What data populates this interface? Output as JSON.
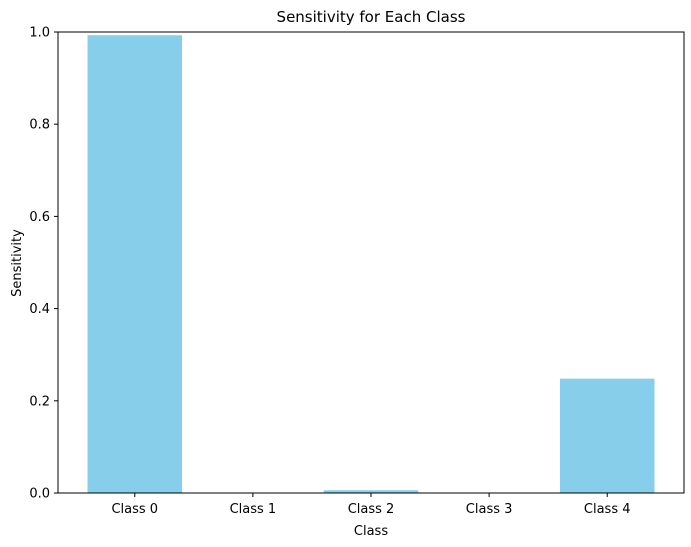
{
  "colors": {
    "bar": "#87ceeb",
    "axis": "#000000",
    "background": "#ffffff"
  },
  "chart_data": {
    "type": "bar",
    "title": "Sensitivity for Each Class",
    "xlabel": "Class",
    "ylabel": "Sensitivity",
    "categories": [
      "Class 0",
      "Class 1",
      "Class 2",
      "Class 3",
      "Class 4"
    ],
    "values": [
      0.993,
      0.0,
      0.006,
      0.0,
      0.248
    ],
    "ylim": [
      0,
      1.0
    ],
    "yticks": [
      0.0,
      0.2,
      0.4,
      0.6,
      0.8,
      1.0
    ],
    "ytick_labels": [
      "0.0",
      "0.2",
      "0.4",
      "0.6",
      "0.8",
      "1.0"
    ],
    "grid": false,
    "legend": "none"
  }
}
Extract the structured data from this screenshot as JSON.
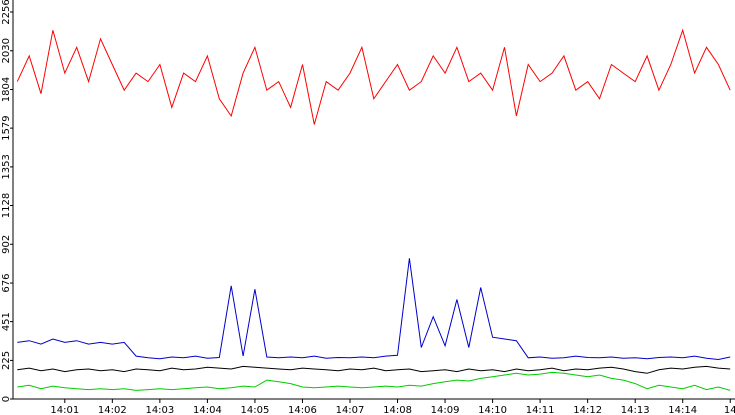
{
  "chart_data": {
    "type": "line",
    "x": [
      0,
      0.25,
      0.5,
      0.75,
      1,
      1.25,
      1.5,
      1.75,
      2,
      2.25,
      2.5,
      2.75,
      3,
      3.25,
      3.5,
      3.75,
      4,
      4.25,
      4.5,
      4.75,
      5,
      5.25,
      5.5,
      5.75,
      6,
      6.25,
      6.5,
      6.75,
      7,
      7.25,
      7.5,
      7.75,
      8,
      8.25,
      8.5,
      8.75,
      9,
      9.25,
      9.5,
      9.75,
      10,
      10.25,
      10.5,
      10.75,
      11,
      11.25,
      11.5,
      11.75,
      12,
      12.25,
      12.5,
      12.75,
      13,
      13.25,
      13.5,
      13.75,
      14,
      14.25,
      14.5,
      14.75,
      15
    ],
    "xlim": [
      -0.09,
      15.1
    ],
    "xticks": [
      {
        "value": 1,
        "label": "14:01"
      },
      {
        "value": 2,
        "label": "14:02"
      },
      {
        "value": 3,
        "label": "14:03"
      },
      {
        "value": 4,
        "label": "14:04"
      },
      {
        "value": 5,
        "label": "14:05"
      },
      {
        "value": 6,
        "label": "14:06"
      },
      {
        "value": 7,
        "label": "14:07"
      },
      {
        "value": 8,
        "label": "14:08"
      },
      {
        "value": 9,
        "label": "14:09"
      },
      {
        "value": 10,
        "label": "14:10"
      },
      {
        "value": 11,
        "label": "14:11"
      },
      {
        "value": 12,
        "label": "14:12"
      },
      {
        "value": 13,
        "label": "14:13"
      },
      {
        "value": 14,
        "label": "14:14"
      },
      {
        "value": 15,
        "label": "14"
      }
    ],
    "ylim": [
      0,
      2256
    ],
    "yticks": [
      0,
      225,
      451,
      676,
      902,
      1128,
      1353,
      1579,
      1804,
      2030,
      2256
    ],
    "grid": false,
    "series": [
      {
        "color": "#ff0000",
        "values": [
          1850,
          2000,
          1780,
          2150,
          1900,
          2050,
          1850,
          2100,
          1950,
          1800,
          1900,
          1850,
          1950,
          1700,
          1900,
          1850,
          2000,
          1750,
          1650,
          1900,
          2050,
          1800,
          1850,
          1700,
          1950,
          1600,
          1850,
          1800,
          1900,
          2050,
          1750,
          1850,
          1950,
          1800,
          1850,
          2000,
          1900,
          2050,
          1850,
          1900,
          1800,
          2050,
          1650,
          1950,
          1850,
          1900,
          2000,
          1800,
          1850,
          1750,
          1950,
          1900,
          1850,
          2000,
          1800,
          1950,
          2150,
          1900,
          2050,
          1950,
          1800
        ]
      },
      {
        "color": "#0000cc",
        "values": [
          330,
          340,
          320,
          350,
          330,
          340,
          320,
          330,
          320,
          330,
          250,
          240,
          235,
          245,
          240,
          250,
          238,
          242,
          660,
          250,
          640,
          245,
          240,
          245,
          240,
          250,
          238,
          242,
          240,
          245,
          240,
          250,
          255,
          820,
          300,
          480,
          310,
          580,
          300,
          650,
          360,
          350,
          340,
          240,
          245,
          238,
          240,
          250,
          242,
          240,
          245,
          238,
          240,
          235,
          242,
          245,
          240,
          250,
          238,
          230,
          245
        ]
      },
      {
        "color": "#000000",
        "values": [
          170,
          180,
          165,
          175,
          160,
          170,
          175,
          165,
          170,
          160,
          175,
          170,
          165,
          180,
          170,
          175,
          185,
          180,
          175,
          190,
          185,
          180,
          175,
          170,
          180,
          175,
          170,
          165,
          175,
          170,
          180,
          165,
          170,
          175,
          160,
          165,
          170,
          160,
          175,
          165,
          170,
          160,
          175,
          165,
          170,
          180,
          165,
          175,
          170,
          180,
          185,
          175,
          160,
          150,
          170,
          180,
          175,
          185,
          190,
          180,
          175
        ]
      },
      {
        "color": "#00cc00",
        "values": [
          70,
          80,
          60,
          75,
          65,
          60,
          55,
          60,
          55,
          60,
          50,
          55,
          60,
          55,
          60,
          65,
          70,
          60,
          65,
          75,
          70,
          110,
          100,
          90,
          70,
          65,
          70,
          75,
          70,
          65,
          70,
          75,
          70,
          80,
          75,
          90,
          100,
          110,
          105,
          120,
          130,
          140,
          150,
          140,
          145,
          155,
          150,
          140,
          130,
          140,
          120,
          110,
          90,
          60,
          80,
          70,
          60,
          80,
          55,
          70,
          50
        ]
      }
    ]
  }
}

#####

▸ **Exercise**
Copy out all of the data word for word. Do not carry over any picture.

▸ **Completed exercise**
What data populates this interface? Output as JSON.
{
  "colors": {
    "bar": "#87ceeb",
    "axis": "#000000",
    "background": "#ffffff"
  },
  "chart_data": {
    "type": "bar",
    "title": "Sensitivity for Each Class",
    "xlabel": "Class",
    "ylabel": "Sensitivity",
    "categories": [
      "Class 0",
      "Class 1",
      "Class 2",
      "Class 3",
      "Class 4"
    ],
    "values": [
      0.993,
      0.0,
      0.006,
      0.0,
      0.248
    ],
    "ylim": [
      0,
      1.0
    ],
    "yticks": [
      0.0,
      0.2,
      0.4,
      0.6,
      0.8,
      1.0
    ],
    "ytick_labels": [
      "0.0",
      "0.2",
      "0.4",
      "0.6",
      "0.8",
      "1.0"
    ],
    "grid": false,
    "legend": "none"
  }
}
Extract the structured data from this screenshot as JSON.
{
  "chart_data": {
    "type": "line",
    "x": [
      0,
      0.25,
      0.5,
      0.75,
      1,
      1.25,
      1.5,
      1.75,
      2,
      2.25,
      2.5,
      2.75,
      3,
      3.25,
      3.5,
      3.75,
      4,
      4.25,
      4.5,
      4.75,
      5,
      5.25,
      5.5,
      5.75,
      6,
      6.25,
      6.5,
      6.75,
      7,
      7.25,
      7.5,
      7.75,
      8,
      8.25,
      8.5,
      8.75,
      9,
      9.25,
      9.5,
      9.75,
      10,
      10.25,
      10.5,
      10.75,
      11,
      11.25,
      11.5,
      11.75,
      12,
      12.25,
      12.5,
      12.75,
      13,
      13.25,
      13.5,
      13.75,
      14,
      14.25,
      14.5,
      14.75,
      15
    ],
    "xlim": [
      -0.09,
      15.1
    ],
    "xticks": [
      {
        "value": 1,
        "label": "14:01"
      },
      {
        "value": 2,
        "label": "14:02"
      },
      {
        "value": 3,
        "label": "14:03"
      },
      {
        "value": 4,
        "label": "14:04"
      },
      {
        "value": 5,
        "label": "14:05"
      },
      {
        "value": 6,
        "label": "14:06"
      },
      {
        "value": 7,
        "label": "14:07"
      },
      {
        "value": 8,
        "label": "14:08"
      },
      {
        "value": 9,
        "label": "14:09"
      },
      {
        "value": 10,
        "label": "14:10"
      },
      {
        "value": 11,
        "label": "14:11"
      },
      {
        "value": 12,
        "label": "14:12"
      },
      {
        "value": 13,
        "label": "14:13"
      },
      {
        "value": 14,
        "label": "14:14"
      },
      {
        "value": 15,
        "label": "14"
      }
    ],
    "ylim": [
      0,
      2256
    ],
    "yticks": [
      0,
      225,
      451,
      676,
      902,
      1128,
      1353,
      1579,
      1804,
      2030,
      2256
    ],
    "grid": false,
    "series": [
      {
        "color": "#ff0000",
        "values": [
          1850,
          2000,
          1780,
          2150,
          1900,
          2050,
          1850,
          2100,
          1950,
          1800,
          1900,
          1850,
          1950,
          1700,
          1900,
          1850,
          2000,
          1750,
          1650,
          1900,
          2050,
          1800,
          1850,
          1700,
          1950,
          1600,
          1850,
          1800,
          1900,
          2050,
          1750,
          1850,
          1950,
          1800,
          1850,
          2000,
          1900,
          2050,
          1850,
          1900,
          1800,
          2050,
          1650,
          1950,
          1850,
          1900,
          2000,
          1800,
          1850,
          1750,
          1950,
          1900,
          1850,
          2000,
          1800,
          1950,
          2150,
          1900,
          2050,
          1950,
          1800
        ]
      },
      {
        "color": "#0000cc",
        "values": [
          330,
          340,
          320,
          350,
          330,
          340,
          320,
          330,
          320,
          330,
          250,
          240,
          235,
          245,
          240,
          250,
          238,
          242,
          660,
          250,
          640,
          245,
          240,
          245,
          240,
          250,
          238,
          242,
          240,
          245,
          240,
          250,
          255,
          820,
          300,
          480,
          310,
          580,
          300,
          650,
          360,
          350,
          340,
          240,
          245,
          238,
          240,
          250,
          242,
          240,
          245,
          238,
          240,
          235,
          242,
          245,
          240,
          250,
          238,
          230,
          245
        ]
      },
      {
        "color": "#000000",
        "values": [
          170,
          180,
          165,
          175,
          160,
          170,
          175,
          165,
          170,
          160,
          175,
          170,
          165,
          180,
          170,
          175,
          185,
          180,
          175,
          190,
          185,
          180,
          175,
          170,
          180,
          175,
          170,
          165,
          175,
          170,
          180,
          165,
          170,
          175,
          160,
          165,
          170,
          160,
          175,
          165,
          170,
          160,
          175,
          165,
          170,
          180,
          165,
          175,
          170,
          180,
          185,
          175,
          160,
          150,
          170,
          180,
          175,
          185,
          190,
          180,
          175
        ]
      },
      {
        "color": "#00cc00",
        "values": [
          70,
          80,
          60,
          75,
          65,
          60,
          55,
          60,
          55,
          60,
          50,
          55,
          60,
          55,
          60,
          65,
          70,
          60,
          65,
          75,
          70,
          110,
          100,
          90,
          70,
          65,
          70,
          75,
          70,
          65,
          70,
          75,
          70,
          80,
          75,
          90,
          100,
          110,
          105,
          120,
          130,
          140,
          150,
          140,
          145,
          155,
          150,
          140,
          130,
          140,
          120,
          110,
          90,
          60,
          80,
          70,
          60,
          80,
          55,
          70,
          50
        ]
      }
    ]
  }
}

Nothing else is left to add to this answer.